Rewrite the lines of the items between the line holding "- heading-yksilollisyys: Yksilöllisyys" and the line holding "- text-line: akkaiden", inclusive, replacing "Haastatelluista" with "Vastaajista" and leaving everything else unchanged.
##########
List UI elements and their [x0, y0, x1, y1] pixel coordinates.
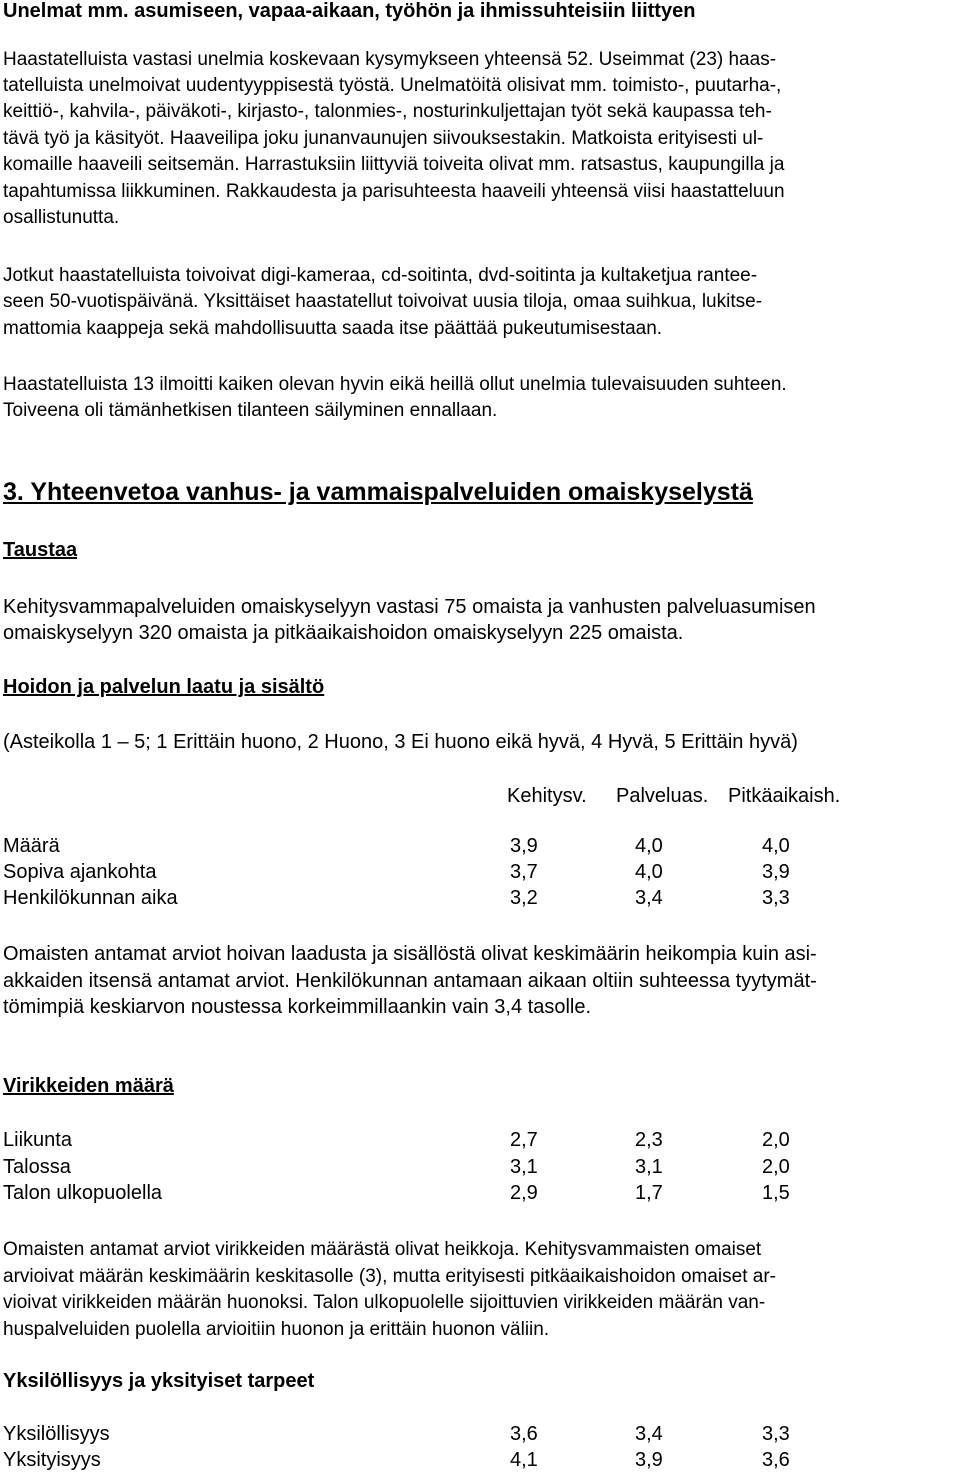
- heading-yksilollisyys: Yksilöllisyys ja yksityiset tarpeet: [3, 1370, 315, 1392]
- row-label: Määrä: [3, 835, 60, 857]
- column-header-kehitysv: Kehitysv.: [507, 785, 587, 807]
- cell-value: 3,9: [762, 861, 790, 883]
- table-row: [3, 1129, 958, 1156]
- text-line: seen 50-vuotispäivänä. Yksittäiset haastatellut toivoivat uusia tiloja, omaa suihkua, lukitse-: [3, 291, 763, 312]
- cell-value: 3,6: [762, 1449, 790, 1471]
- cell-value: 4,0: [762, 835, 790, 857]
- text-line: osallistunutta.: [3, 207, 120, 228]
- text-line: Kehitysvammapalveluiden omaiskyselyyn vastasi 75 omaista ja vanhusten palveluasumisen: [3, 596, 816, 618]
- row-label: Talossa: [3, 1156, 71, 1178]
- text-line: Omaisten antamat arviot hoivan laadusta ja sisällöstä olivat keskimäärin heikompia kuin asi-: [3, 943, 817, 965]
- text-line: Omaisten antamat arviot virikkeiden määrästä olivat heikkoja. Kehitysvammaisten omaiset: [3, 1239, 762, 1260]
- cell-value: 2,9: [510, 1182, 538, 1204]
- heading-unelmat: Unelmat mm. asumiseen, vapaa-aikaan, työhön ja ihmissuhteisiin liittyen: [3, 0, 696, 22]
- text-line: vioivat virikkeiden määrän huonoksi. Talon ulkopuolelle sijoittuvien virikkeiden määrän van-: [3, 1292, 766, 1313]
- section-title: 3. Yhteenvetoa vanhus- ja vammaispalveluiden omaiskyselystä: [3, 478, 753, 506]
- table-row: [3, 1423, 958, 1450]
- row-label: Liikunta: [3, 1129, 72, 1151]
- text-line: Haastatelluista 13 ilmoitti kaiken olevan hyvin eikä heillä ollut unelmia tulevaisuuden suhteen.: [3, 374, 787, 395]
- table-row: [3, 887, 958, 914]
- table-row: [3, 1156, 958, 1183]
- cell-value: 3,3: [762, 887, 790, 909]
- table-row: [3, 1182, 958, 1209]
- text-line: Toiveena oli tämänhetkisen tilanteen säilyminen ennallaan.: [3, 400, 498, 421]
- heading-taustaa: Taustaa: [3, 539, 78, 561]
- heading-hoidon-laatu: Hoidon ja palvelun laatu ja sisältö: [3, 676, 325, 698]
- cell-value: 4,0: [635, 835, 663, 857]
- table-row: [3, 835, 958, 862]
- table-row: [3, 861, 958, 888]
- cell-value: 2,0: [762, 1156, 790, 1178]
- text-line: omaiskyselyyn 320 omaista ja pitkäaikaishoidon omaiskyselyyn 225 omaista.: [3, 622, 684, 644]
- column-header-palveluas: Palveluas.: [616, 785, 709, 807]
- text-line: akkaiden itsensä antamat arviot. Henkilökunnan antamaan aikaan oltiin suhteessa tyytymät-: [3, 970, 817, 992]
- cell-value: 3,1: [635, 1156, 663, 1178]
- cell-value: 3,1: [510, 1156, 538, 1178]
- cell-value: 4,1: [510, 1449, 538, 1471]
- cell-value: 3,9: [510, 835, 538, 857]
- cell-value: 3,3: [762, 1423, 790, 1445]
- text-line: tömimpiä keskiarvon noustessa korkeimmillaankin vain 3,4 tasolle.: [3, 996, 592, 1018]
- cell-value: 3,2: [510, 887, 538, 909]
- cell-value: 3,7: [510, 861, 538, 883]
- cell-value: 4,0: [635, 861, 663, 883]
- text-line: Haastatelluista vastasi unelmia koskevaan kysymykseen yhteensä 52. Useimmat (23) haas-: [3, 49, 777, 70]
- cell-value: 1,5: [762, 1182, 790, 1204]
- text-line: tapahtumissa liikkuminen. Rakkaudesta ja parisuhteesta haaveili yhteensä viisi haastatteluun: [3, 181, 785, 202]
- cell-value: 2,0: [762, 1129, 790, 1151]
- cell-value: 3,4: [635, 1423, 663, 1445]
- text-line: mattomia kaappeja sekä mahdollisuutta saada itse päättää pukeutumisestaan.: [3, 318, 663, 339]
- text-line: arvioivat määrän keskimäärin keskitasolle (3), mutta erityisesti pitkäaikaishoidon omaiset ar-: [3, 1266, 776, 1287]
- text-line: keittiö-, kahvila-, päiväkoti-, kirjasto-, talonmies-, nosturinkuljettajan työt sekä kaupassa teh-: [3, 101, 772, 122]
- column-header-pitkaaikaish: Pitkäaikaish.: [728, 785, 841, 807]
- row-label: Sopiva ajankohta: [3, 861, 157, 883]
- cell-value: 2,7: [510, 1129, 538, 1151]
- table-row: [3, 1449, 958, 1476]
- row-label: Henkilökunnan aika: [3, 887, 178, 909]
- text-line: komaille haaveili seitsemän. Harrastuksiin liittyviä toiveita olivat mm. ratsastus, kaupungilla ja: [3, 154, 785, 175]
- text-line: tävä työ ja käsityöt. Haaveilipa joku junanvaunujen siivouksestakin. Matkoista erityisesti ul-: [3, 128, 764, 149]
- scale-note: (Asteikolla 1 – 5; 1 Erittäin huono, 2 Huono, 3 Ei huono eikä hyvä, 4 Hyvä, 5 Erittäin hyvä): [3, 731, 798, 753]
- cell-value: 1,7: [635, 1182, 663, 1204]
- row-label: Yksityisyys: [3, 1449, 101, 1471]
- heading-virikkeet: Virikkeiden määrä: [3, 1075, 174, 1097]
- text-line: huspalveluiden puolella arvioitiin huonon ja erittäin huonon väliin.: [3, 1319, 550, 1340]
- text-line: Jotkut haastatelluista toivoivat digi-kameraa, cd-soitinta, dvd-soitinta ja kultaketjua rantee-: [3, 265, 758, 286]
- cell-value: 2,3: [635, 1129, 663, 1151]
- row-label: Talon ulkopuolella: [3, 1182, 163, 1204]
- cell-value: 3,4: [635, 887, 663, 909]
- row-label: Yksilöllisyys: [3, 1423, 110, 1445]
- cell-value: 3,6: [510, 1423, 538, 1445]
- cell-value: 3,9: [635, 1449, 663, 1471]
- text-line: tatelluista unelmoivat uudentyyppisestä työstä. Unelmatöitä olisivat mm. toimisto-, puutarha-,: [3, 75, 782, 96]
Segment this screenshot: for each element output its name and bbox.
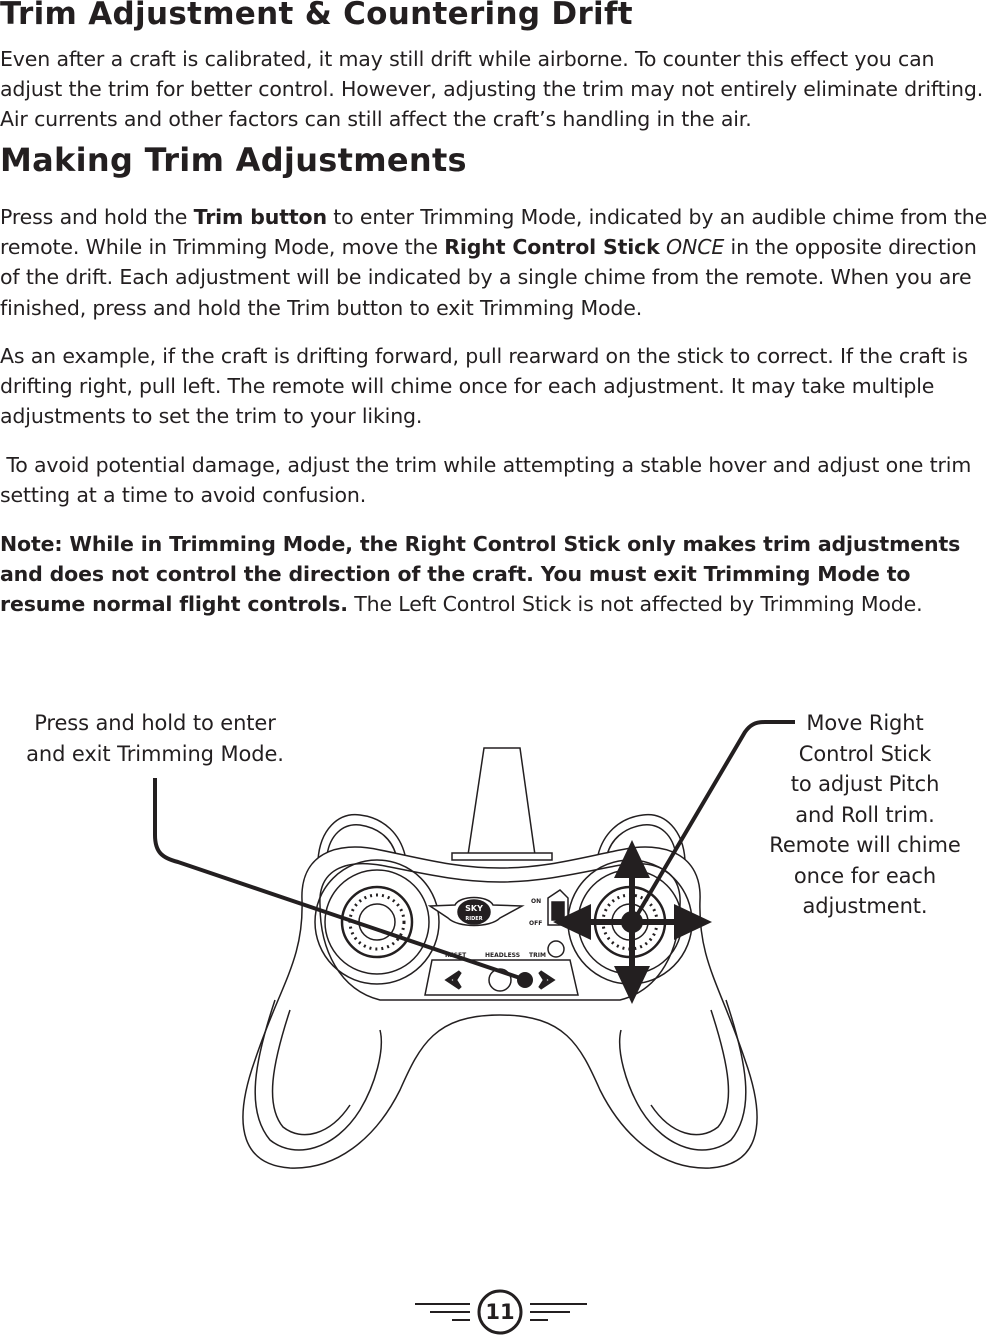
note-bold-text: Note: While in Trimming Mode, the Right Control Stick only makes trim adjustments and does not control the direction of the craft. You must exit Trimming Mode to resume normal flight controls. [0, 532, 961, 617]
##########
Exercise solution
- heading-yksilollisyys: Yksilöllisyys ja yksityiset tarpeet: [3, 1370, 315, 1392]
- row-label: Määrä: [3, 835, 60, 857]
- column-header-kehitysv: Kehitysv.: [507, 785, 587, 807]
- cell-value: 3,9: [762, 861, 790, 883]
- table-row: [3, 1129, 958, 1156]
- text-line: seen 50-vuotispäivänä. Yksittäiset haastatellut toivoivat uusia tiloja, omaa suihkua, lukitse-: [3, 291, 763, 312]
- cell-value: 3,6: [762, 1449, 790, 1471]
- cell-value: 4,0: [762, 835, 790, 857]
- text-line: osallistunutta.: [3, 207, 120, 228]
- text-line: Kehitysvammapalveluiden omaiskyselyyn vastasi 75 omaista ja vanhusten palveluasumisen: [3, 596, 816, 618]
- row-label: Talossa: [3, 1156, 71, 1178]
- text-line: Omaisten antamat arviot hoivan laadusta ja sisällöstä olivat keskimäärin heikompia kuin asi-: [3, 943, 817, 965]
- text-line: Omaisten antamat arviot virikkeiden määrästä olivat heikkoja. Kehitysvammaisten omaiset: [3, 1239, 762, 1260]
- cell-value: 2,9: [510, 1182, 538, 1204]
- heading-unelmat: Unelmat mm. asumiseen, vapaa-aikaan, työhön ja ihmissuhteisiin liittyen: [3, 0, 696, 22]
- text-line: vioivat virikkeiden määrän huonoksi. Talon ulkopuolelle sijoittuvien virikkeiden määrän van-: [3, 1292, 766, 1313]
- section-title: 3. Yhteenvetoa vanhus- ja vammaispalveluiden omaiskyselystä: [3, 478, 753, 506]
- table-row: [3, 1423, 958, 1450]
- row-label: Liikunta: [3, 1129, 72, 1151]
- text-line: Vastaajista 13 ilmoitti kaiken olevan hyvin eikä heillä ollut unelmia tulevaisuuden suhteen.: [3, 374, 787, 395]
- table-row: [3, 887, 958, 914]
- table-row: [3, 1156, 958, 1183]
- cell-value: 3,3: [762, 887, 790, 909]
- table-row: [3, 1182, 958, 1209]
- text-line: Toiveena oli tämänhetkisen tilanteen säilyminen ennallaan.: [3, 400, 498, 421]
- heading-taustaa: Taustaa: [3, 539, 78, 561]
- heading-hoidon-laatu: Hoidon ja palvelun laatu ja sisältö: [3, 676, 325, 698]
- cell-value: 4,0: [635, 835, 663, 857]
- table-row: [3, 835, 958, 862]
- table-row: [3, 861, 958, 888]
- cell-value: 2,0: [762, 1156, 790, 1178]
- text-line: omaiskyselyyn 320 omaista ja pitkäaikaishoidon omaiskyselyyn 225 omaista.: [3, 622, 684, 644]
- column-header-palveluas: Palveluas.: [616, 785, 709, 807]
- text-line: akkaiden itsensä antamat arviot. Henkilökunnan antamaan aikaan oltiin suhteessa tyytymät-: [3, 970, 817, 992]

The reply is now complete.